Aim of the task
Wherever the string "this" appears in the listing, copy that line.

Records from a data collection
• • • • • • •

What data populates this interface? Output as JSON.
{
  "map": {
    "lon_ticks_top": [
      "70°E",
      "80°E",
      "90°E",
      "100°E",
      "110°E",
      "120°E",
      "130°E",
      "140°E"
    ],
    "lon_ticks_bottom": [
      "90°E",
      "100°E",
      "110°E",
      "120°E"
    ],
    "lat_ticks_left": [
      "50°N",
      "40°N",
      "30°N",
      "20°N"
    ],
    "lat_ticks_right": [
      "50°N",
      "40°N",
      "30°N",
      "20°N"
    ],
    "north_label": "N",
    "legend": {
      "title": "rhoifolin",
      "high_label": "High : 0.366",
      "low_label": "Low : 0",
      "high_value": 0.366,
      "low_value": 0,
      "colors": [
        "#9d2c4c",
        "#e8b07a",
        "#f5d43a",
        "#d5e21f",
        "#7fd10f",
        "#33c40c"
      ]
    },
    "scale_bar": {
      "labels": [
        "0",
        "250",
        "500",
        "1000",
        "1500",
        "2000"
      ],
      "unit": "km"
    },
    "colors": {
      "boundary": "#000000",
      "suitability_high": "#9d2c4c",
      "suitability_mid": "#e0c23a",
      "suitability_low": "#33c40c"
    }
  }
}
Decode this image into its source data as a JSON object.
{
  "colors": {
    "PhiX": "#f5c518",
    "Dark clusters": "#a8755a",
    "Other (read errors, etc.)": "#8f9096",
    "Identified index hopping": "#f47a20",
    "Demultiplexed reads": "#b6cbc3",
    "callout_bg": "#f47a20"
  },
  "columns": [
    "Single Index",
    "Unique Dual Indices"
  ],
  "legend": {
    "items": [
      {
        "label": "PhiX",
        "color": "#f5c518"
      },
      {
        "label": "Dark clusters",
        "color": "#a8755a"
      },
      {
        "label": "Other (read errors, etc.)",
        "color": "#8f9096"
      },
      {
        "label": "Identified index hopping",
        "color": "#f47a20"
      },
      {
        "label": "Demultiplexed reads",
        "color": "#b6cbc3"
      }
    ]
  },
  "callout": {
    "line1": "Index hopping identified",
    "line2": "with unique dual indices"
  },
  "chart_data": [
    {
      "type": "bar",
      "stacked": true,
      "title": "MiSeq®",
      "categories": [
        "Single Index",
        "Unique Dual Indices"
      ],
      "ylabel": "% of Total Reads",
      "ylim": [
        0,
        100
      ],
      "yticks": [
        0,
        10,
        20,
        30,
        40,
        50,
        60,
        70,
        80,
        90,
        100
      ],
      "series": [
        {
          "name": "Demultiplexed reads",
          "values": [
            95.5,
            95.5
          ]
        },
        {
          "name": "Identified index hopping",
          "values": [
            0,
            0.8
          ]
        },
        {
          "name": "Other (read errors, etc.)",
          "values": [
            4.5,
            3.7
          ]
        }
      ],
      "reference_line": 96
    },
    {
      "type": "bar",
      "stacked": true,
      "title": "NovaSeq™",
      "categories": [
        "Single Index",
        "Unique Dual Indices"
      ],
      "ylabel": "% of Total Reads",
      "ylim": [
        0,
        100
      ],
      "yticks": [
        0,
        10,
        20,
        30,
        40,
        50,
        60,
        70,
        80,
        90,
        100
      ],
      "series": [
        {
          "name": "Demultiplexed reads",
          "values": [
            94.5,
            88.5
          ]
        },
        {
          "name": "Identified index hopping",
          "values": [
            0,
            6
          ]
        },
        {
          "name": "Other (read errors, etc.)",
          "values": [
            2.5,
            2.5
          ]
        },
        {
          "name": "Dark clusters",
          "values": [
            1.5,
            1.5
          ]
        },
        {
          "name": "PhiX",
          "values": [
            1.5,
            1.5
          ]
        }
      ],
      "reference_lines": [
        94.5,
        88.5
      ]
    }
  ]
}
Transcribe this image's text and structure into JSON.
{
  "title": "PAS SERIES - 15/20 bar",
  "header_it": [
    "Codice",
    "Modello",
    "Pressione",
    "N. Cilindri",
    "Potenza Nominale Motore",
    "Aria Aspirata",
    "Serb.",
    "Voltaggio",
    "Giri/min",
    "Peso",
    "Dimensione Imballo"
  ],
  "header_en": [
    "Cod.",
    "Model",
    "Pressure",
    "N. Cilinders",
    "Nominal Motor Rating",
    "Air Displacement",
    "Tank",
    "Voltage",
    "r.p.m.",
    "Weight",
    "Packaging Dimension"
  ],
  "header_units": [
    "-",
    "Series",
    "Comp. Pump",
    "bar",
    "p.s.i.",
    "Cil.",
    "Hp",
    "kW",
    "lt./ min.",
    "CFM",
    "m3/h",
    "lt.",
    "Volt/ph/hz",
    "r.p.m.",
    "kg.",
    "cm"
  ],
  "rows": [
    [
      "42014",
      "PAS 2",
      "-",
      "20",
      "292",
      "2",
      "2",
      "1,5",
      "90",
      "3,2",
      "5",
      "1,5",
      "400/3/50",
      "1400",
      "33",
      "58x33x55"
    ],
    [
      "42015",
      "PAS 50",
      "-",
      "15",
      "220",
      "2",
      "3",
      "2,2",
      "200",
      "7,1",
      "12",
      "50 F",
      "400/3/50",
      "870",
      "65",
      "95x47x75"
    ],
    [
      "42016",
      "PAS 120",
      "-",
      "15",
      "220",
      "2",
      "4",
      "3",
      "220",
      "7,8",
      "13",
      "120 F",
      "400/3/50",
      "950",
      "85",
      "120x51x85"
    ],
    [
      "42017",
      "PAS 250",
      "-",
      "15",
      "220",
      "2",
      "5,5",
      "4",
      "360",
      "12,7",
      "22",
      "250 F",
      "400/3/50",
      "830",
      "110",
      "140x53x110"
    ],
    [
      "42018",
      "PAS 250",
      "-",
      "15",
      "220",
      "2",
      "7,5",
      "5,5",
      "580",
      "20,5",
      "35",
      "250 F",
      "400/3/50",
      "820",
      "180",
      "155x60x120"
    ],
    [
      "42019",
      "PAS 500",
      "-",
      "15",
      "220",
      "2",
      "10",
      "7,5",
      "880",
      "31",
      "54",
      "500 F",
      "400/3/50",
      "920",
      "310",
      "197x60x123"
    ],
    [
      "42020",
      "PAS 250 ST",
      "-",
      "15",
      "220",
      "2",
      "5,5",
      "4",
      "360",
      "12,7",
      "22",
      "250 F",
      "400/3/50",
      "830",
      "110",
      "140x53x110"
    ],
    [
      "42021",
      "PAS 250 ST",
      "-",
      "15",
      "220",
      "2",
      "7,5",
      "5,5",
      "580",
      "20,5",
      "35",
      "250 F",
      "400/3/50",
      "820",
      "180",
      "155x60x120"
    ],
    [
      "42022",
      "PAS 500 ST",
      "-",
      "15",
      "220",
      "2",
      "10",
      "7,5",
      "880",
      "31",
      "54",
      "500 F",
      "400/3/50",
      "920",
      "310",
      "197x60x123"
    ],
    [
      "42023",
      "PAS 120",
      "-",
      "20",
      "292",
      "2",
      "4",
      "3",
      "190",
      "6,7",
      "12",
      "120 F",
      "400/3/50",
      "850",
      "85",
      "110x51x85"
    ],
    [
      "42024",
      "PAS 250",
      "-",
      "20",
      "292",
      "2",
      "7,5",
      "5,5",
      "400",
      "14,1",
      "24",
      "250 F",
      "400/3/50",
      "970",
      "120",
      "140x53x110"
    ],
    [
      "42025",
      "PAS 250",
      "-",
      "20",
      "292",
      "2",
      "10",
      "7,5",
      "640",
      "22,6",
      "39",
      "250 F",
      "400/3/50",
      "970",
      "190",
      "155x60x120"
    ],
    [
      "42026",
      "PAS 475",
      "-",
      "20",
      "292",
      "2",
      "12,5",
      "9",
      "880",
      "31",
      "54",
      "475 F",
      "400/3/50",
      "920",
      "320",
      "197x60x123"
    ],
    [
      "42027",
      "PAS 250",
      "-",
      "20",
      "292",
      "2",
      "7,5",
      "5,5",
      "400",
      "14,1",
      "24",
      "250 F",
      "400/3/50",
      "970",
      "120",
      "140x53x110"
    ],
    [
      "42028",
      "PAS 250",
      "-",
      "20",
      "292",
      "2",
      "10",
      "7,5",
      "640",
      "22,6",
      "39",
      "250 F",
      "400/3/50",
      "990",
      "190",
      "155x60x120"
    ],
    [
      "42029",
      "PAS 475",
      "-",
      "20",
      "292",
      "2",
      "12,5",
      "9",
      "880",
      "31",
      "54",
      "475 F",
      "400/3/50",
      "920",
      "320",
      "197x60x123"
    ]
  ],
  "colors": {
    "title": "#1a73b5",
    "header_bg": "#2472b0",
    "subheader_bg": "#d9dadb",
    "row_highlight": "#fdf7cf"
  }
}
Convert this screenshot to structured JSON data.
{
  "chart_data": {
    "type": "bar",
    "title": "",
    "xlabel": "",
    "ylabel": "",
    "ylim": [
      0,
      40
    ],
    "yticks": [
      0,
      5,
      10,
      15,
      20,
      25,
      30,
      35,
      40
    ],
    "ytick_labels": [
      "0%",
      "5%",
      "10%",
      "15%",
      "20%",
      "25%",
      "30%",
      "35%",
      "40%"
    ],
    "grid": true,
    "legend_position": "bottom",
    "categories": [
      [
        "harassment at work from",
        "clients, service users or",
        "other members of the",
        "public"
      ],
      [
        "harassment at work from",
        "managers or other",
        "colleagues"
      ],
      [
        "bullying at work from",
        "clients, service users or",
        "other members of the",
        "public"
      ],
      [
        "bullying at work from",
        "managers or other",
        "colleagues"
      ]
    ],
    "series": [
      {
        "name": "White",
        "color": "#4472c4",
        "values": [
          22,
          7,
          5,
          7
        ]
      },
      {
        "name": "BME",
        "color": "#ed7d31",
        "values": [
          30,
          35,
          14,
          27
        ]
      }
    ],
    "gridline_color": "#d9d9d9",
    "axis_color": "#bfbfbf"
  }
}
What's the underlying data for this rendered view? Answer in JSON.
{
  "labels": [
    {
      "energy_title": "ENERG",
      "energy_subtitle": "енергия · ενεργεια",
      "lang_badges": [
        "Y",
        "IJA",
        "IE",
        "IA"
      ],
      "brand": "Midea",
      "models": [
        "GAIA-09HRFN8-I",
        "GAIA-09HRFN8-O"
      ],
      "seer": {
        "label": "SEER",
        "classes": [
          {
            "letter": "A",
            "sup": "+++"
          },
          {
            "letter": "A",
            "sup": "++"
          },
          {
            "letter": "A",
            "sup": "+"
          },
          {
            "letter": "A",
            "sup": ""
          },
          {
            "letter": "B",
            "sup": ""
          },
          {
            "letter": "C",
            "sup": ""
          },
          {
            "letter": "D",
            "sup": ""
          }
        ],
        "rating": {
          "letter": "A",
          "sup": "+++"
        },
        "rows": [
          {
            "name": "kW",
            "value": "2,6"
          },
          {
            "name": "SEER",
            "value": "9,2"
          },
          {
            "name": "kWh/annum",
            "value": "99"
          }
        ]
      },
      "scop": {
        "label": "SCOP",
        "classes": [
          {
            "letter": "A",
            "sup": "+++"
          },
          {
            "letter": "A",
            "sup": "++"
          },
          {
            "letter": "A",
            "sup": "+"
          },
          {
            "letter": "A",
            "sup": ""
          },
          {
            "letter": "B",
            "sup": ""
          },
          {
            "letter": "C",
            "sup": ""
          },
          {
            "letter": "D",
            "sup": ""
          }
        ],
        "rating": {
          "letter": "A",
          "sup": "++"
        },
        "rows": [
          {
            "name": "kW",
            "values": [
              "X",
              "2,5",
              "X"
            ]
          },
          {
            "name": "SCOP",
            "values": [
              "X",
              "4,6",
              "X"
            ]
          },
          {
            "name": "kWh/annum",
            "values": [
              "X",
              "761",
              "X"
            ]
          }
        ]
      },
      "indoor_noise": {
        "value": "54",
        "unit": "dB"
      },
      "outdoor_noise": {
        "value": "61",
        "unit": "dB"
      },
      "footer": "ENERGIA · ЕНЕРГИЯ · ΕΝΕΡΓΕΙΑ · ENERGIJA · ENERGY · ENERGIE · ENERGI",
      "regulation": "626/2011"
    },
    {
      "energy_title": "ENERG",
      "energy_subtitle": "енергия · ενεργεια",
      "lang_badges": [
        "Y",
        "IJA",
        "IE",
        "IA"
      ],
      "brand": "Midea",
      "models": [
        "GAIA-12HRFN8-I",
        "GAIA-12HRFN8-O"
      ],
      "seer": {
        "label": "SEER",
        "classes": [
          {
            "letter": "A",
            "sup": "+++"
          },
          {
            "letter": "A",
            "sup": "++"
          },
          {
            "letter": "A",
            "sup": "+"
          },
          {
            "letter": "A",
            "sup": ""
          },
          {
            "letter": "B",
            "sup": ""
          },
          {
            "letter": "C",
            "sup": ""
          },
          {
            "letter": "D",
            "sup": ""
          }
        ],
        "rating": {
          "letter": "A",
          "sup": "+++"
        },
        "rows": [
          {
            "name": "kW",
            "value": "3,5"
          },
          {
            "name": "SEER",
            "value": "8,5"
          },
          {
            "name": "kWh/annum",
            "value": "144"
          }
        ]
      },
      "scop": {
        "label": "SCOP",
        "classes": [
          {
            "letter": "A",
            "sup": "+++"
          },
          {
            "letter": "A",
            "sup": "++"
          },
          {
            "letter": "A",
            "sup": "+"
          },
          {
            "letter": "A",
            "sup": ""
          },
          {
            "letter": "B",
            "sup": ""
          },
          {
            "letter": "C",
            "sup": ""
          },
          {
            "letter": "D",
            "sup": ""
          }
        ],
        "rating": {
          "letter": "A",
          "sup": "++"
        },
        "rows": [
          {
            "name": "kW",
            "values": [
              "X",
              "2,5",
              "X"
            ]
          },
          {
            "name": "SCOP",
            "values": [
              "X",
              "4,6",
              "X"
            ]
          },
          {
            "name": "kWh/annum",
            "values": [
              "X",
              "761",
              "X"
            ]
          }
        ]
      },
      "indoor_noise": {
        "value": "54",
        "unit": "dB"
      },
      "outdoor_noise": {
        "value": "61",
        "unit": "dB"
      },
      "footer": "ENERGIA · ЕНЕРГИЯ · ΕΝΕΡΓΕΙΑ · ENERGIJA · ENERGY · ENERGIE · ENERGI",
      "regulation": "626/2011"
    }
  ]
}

• • • • • • •

Expected answer
What data populates this interface? Output as JSON.
Decode this image into its source data as a JSON object.
Transcribe this image's text and structure into JSON.
Convert this screenshot to structured JSON data.
What's the underlying data for this rendered view? Answer in JSON.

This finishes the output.